Work to complete:
Locate each line in the records containing "JSON". Copy it.
[start]
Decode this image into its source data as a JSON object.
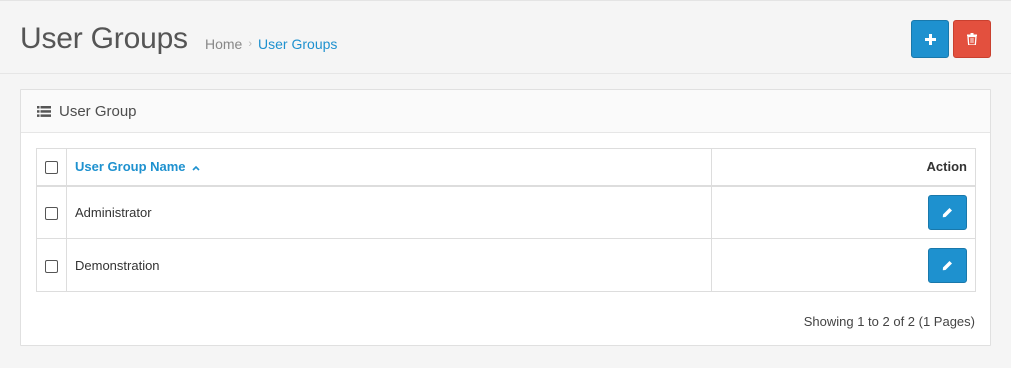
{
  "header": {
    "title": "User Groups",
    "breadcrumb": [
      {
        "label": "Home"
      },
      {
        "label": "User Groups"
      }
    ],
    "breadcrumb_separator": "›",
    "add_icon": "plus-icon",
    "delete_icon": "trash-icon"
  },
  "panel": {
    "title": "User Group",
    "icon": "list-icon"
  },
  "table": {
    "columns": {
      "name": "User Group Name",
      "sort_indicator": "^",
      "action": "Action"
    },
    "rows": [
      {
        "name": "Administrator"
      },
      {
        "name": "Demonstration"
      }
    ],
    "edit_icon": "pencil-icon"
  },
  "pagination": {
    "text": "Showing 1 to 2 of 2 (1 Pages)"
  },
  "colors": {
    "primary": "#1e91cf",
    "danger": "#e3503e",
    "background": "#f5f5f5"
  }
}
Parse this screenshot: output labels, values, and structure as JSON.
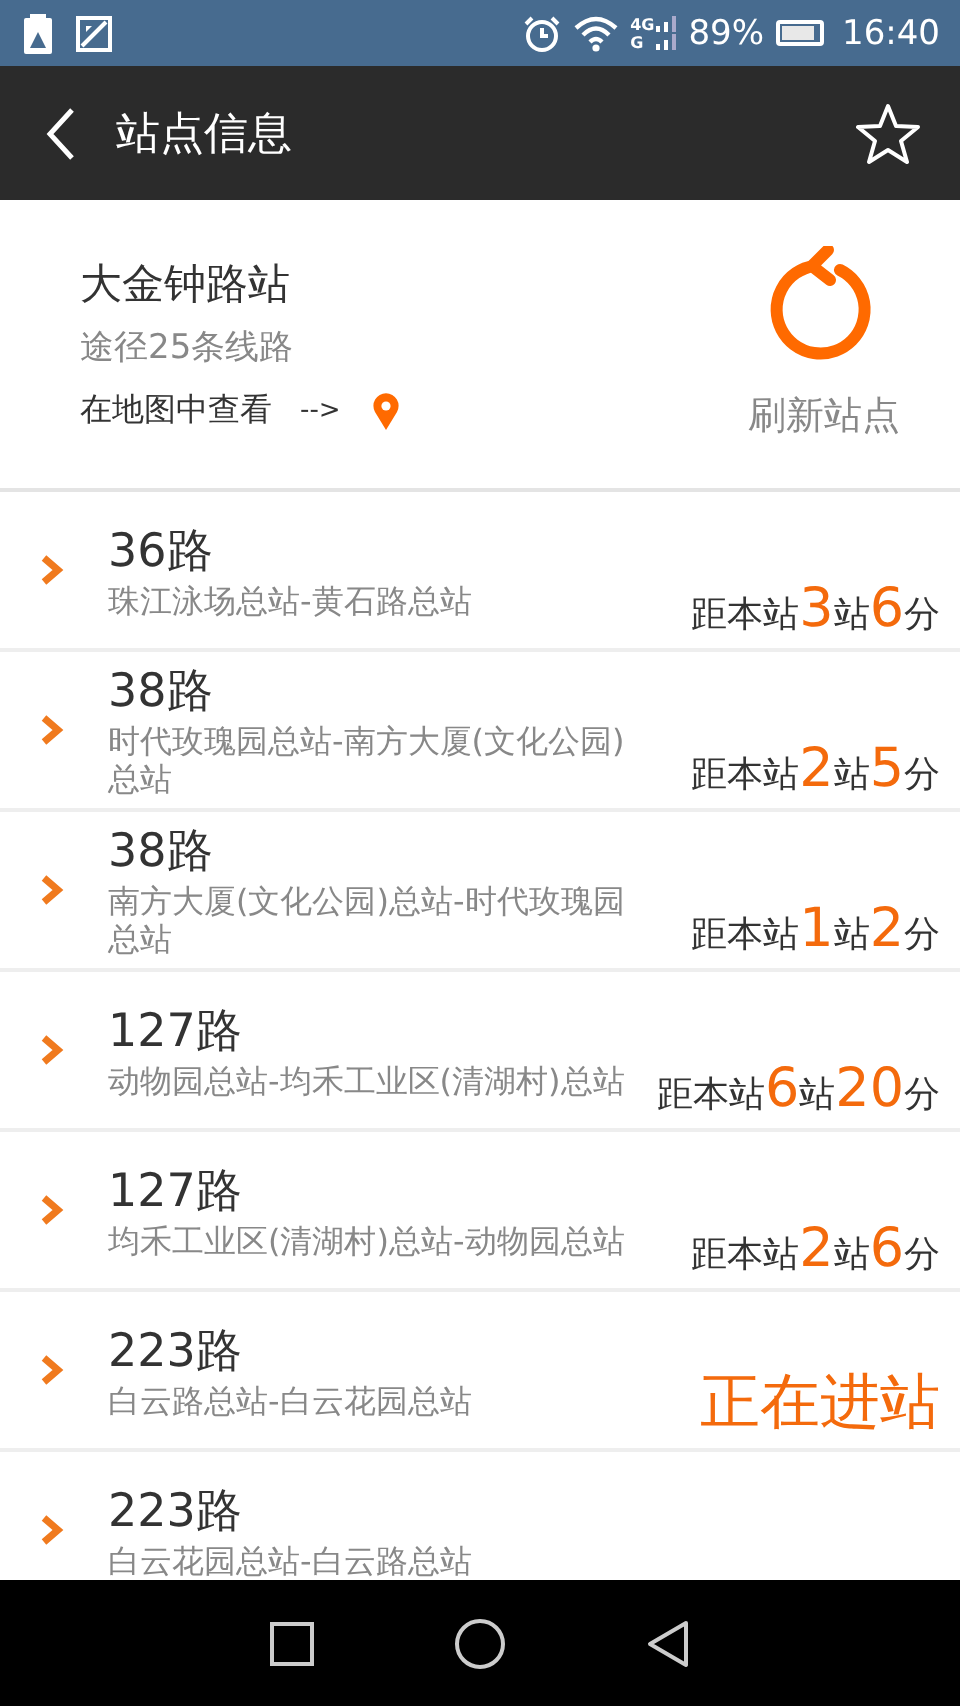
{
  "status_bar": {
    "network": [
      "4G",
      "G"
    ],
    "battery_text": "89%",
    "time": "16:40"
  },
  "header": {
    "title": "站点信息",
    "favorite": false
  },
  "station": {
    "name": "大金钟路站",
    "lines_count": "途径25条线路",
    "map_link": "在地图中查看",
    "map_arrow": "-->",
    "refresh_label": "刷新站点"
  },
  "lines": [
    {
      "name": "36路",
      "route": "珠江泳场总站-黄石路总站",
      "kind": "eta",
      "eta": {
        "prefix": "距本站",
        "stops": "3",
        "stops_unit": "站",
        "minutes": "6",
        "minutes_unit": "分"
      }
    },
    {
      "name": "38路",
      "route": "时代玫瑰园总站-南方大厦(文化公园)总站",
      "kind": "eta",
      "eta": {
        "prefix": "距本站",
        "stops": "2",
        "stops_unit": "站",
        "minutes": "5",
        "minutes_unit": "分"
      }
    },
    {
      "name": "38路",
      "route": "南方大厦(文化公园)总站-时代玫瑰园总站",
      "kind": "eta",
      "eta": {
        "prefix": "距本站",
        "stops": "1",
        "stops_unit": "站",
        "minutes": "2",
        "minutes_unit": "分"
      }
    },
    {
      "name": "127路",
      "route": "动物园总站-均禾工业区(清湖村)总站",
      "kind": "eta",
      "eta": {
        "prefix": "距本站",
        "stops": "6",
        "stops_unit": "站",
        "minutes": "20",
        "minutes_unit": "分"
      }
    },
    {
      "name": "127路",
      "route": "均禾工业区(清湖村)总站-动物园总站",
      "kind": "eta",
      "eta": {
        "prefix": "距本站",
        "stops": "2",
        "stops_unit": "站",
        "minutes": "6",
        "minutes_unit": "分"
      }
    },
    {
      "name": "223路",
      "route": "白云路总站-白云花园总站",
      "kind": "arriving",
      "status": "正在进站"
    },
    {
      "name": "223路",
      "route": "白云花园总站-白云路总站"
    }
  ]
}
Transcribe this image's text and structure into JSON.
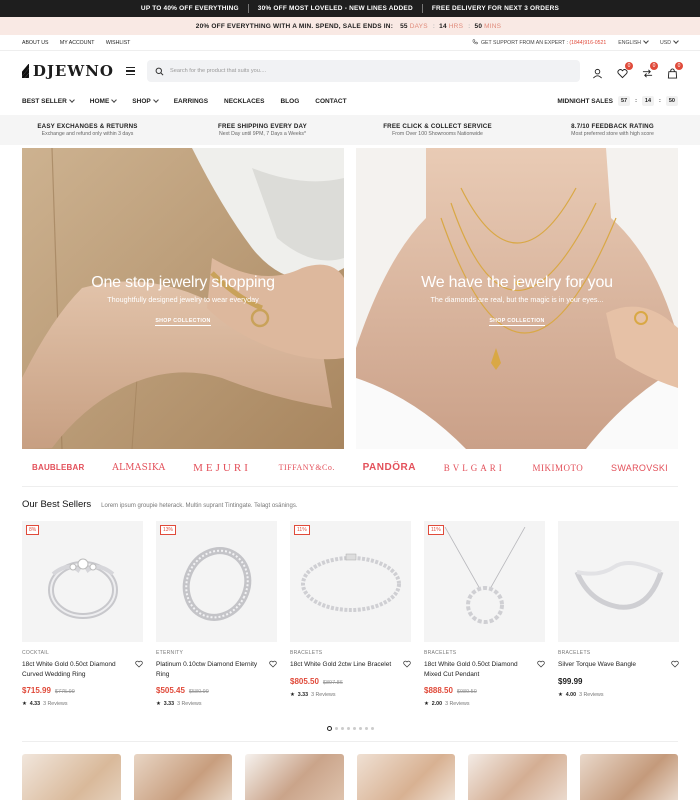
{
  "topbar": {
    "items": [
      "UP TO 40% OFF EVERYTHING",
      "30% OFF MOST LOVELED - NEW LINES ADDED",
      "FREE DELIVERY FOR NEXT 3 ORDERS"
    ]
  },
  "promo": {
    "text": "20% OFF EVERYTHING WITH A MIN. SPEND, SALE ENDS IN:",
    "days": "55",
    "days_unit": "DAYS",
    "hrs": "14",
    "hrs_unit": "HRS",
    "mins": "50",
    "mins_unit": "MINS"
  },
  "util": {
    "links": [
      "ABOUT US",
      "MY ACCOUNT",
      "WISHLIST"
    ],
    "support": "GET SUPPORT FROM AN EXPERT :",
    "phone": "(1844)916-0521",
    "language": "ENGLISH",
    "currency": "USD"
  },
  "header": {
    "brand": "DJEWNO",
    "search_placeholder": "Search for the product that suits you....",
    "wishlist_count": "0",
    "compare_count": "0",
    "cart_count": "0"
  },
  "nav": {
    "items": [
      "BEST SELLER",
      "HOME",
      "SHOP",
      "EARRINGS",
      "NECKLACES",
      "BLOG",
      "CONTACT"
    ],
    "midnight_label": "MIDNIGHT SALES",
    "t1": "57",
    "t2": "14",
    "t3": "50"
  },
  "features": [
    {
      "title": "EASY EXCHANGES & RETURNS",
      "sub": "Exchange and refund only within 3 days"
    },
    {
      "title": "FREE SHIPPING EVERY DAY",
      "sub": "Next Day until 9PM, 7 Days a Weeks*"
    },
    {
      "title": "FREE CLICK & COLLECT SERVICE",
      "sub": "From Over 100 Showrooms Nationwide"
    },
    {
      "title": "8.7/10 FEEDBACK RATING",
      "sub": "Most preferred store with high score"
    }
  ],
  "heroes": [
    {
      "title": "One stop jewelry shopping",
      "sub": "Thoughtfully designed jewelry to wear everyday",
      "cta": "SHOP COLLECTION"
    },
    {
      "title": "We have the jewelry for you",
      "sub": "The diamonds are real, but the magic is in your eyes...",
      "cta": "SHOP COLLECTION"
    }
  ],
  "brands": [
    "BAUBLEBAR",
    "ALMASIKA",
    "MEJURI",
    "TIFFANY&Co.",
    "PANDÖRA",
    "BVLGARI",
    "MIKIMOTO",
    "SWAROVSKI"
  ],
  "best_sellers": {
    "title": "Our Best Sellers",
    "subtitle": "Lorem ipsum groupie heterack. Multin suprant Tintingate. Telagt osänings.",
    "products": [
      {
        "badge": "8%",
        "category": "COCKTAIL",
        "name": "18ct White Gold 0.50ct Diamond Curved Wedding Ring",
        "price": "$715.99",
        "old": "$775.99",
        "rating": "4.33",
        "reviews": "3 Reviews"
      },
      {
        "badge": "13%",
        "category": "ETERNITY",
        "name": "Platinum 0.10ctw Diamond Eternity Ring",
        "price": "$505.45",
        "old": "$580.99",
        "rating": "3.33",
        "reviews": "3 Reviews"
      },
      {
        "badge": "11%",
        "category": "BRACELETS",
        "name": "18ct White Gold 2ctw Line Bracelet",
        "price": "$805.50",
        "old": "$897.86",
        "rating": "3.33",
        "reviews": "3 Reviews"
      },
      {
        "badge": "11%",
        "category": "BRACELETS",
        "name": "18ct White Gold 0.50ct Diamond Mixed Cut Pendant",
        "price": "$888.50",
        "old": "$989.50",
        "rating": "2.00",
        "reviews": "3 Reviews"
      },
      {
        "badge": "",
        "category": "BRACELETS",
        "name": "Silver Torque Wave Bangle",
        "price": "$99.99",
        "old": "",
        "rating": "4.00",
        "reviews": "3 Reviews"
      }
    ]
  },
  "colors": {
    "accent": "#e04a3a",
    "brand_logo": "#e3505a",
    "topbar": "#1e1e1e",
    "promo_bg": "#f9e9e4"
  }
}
[end]
Right answer:
Decode this image into its source data as a JSON object.
Parse this screenshot: output labels, values, and structure as JSON.
Transcribe this image's text and structure into JSON.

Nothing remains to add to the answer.